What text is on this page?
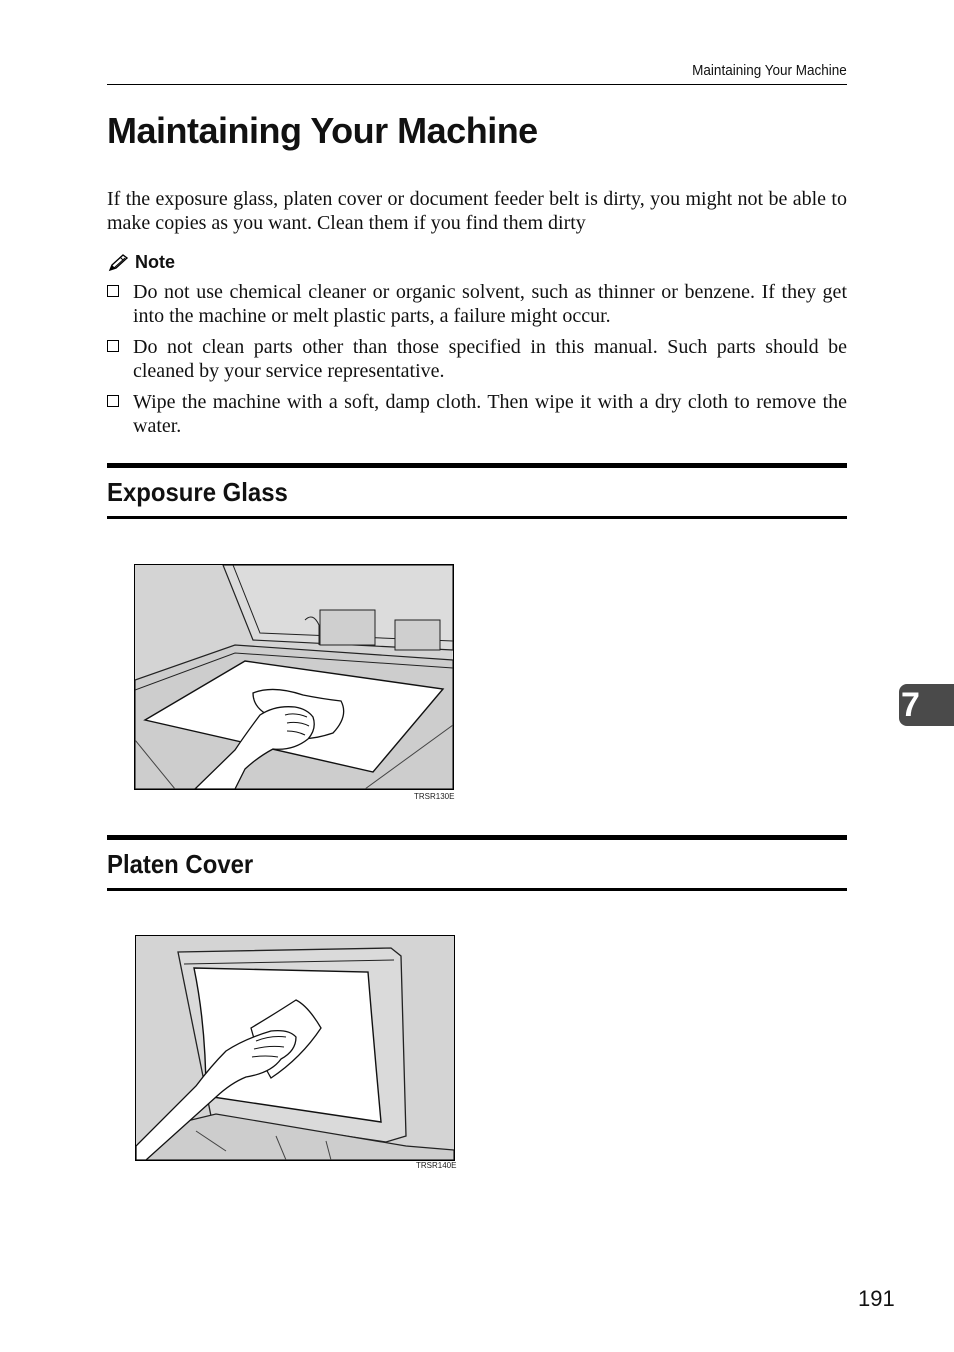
Maintaining Your Machine
Maintaining Your Machine

If the exposure glass, platen cover or document feeder belt is dirty, you might not be able to make copies as you want. Clean them if you find them dirty

Note
Do not use chemical cleaner or organic solvent, such as thinner or benzene. If they get into the machine or melt plastic parts, a failure might occur.
Do not clean parts other than those specified in this manual. Such parts should be cleaned by your service representative.
Wipe the machine with a soft, damp cloth. Then wipe it with a dry cloth to remove the water.
Exposure Glass
TRSR130E
Platen Cover
TRSR140E
7
191
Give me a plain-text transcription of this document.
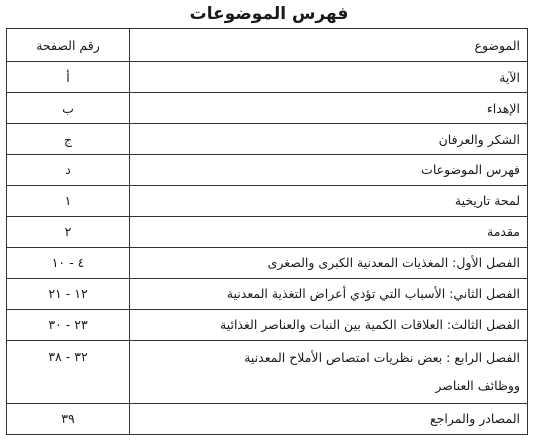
فهرس الموضوعات
الموضوع	رقم الصفحة
الآية	أ
الإهداء	ب
الشكر والعرفان	ج
فهرس الموضوعات	د
لمحة تاريخية	١
مقدمة	٢
الفصل الأول: المغذيات المعدنية الكبرى والصغرى	٤ - ١٠
الفصل الثاني: الأسباب التي تؤدي أعراض التغذية المعدنية	١٢ - ٢١
الفصل الثالث: العلاقات الكمية بين النبات والعناصر الغذائية	٢٣ - ٣٠

الفصل الرابع : بعض نظريات امتصاص الأملاح المعدنية
ووظائف العناصر	٣٢ - ٣٨
المصادر والمراجع	٣٩
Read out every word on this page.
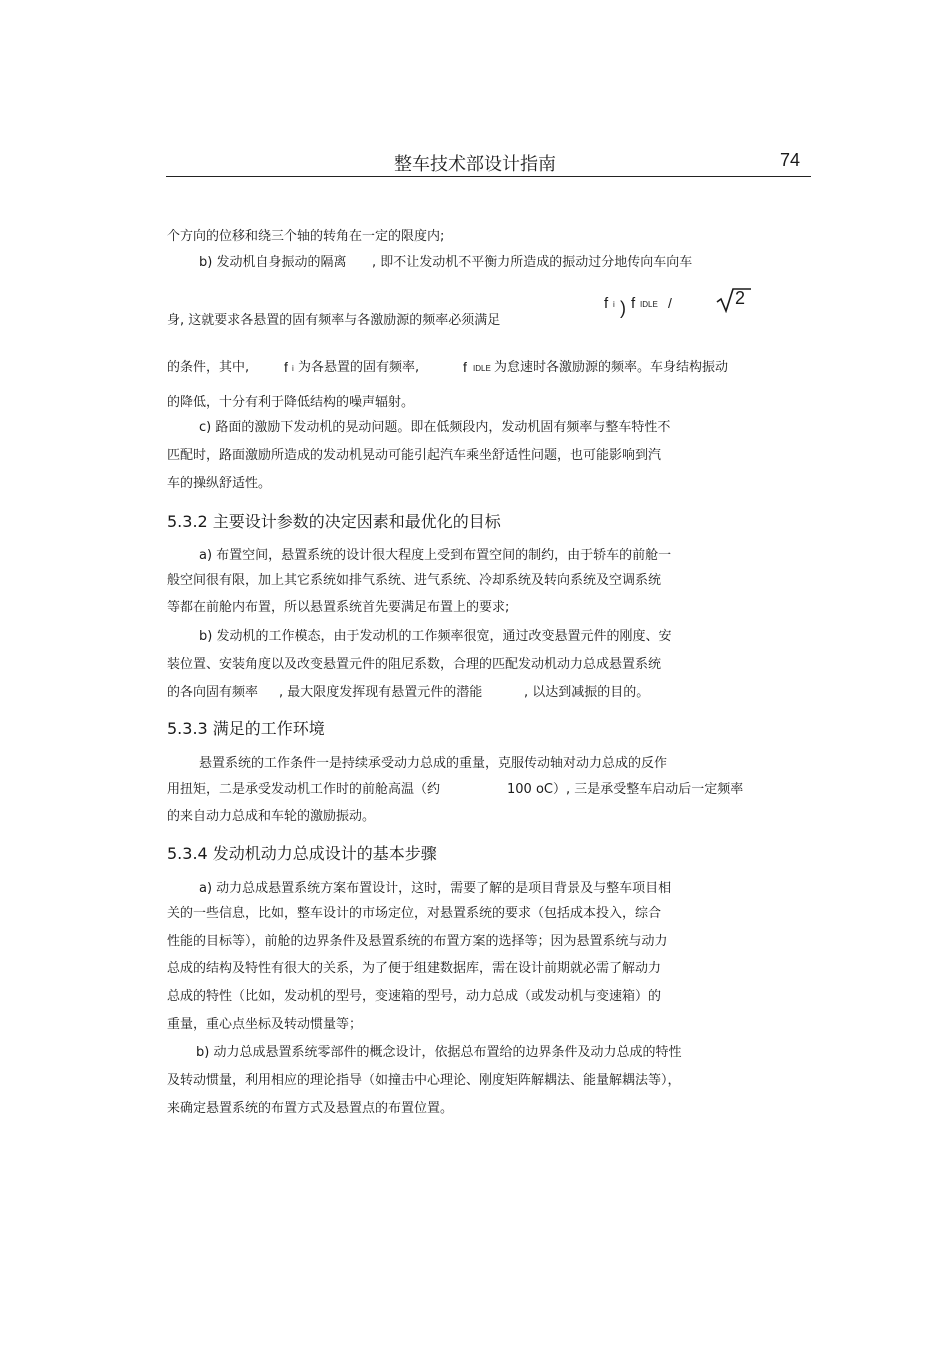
整车技术部设计指南	74
个方向的位移和绕三个轴的转角在一定的限度内;
b) 发动机自身振动的隔离 , 即不让发动机不平衡力所造成的振动过分地传向车向车
身, 这就要求各悬置的固有频率与各激励源的频率必须满足
f i ) f IDLE /	2
的条件，其中, f i 为各悬置的固有频率,	f IDLE 为怠速时各激励源的频率。车身结构振动
的降低，十分有利于降低结构的噪声辐射。
c) 路面的激励下发动机的晃动问题。即在低频段内，发动机固有频率与整车特性不
匹配时，路面激励所造成的发动机晃动可能引起汽车乘坐舒适性问题，也可能影响到汽
车的操纵舒适性。
5.3.2 主要设计参数的决定因素和最优化的目标
a) 布置空间，悬置系统的设计很大程度上受到布置空间的制约，由于轿车的前舱一
般空间很有限，加上其它系统如排气系统、进气系统、冷却系统及转向系统及空调系统
等都在前舱内布置，所以悬置系统首先要满足布置上的要求;
b) 发动机的工作模态，由于发动机的工作频率很宽，通过改变悬置元件的刚度、安
装位置、安装角度以及改变悬置元件的阻尼系数，合理的匹配发动机动力总成悬置系统
的各向固有频率 , 最大限度发挥现有悬置元件的潜能	, 以达到减振的目的。
5.3.3 满足的工作环境
悬置系统的工作条件一是持续承受动力总成的重量，克服传动轴对动力总成的反作
用扭矩，二是承受发动机工作时的前舱高温（约	100 oC）, 三是承受整车启动后一定频率
的来自动力总成和车轮的激励振动。
5.3.4 发动机动力总成设计的基本步骤
a) 动力总成悬置系统方案布置设计，这时，需要了解的是项目背景及与整车项目相
关的一些信息，比如，整车设计的市场定位，对悬置系统的要求（包括成本投入，综合
性能的目标等），前舱的边界条件及悬置系统的布置方案的选择等；因为悬置系统与动力
总成的结构及特性有很大的关系，为了便于组建数据库，需在设计前期就必需了解动力
总成的特性（比如，发动机的型号，变速箱的型号，动力总成（或发动机与变速箱）的
重量，重心点坐标及转动惯量等；
b) 动力总成悬置系统零部件的概念设计，依据总布置给的边界条件及动力总成的特性
及转动惯量，利用相应的理论指导（如撞击中心理论、刚度矩阵解耦法、能量解耦法等），
来确定悬置系统的布置方式及悬置点的布置位置。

▶ [Work to be completed]
Scan the material above for the string "this" and return the lines that hold it.

▶ [Output below]
What text is on this page?
Do not clean parts other than those specified in this manual. Such parts should be cleaned by your service representative.
Give me a plain-text transcription of this document.
Read out every word on this page.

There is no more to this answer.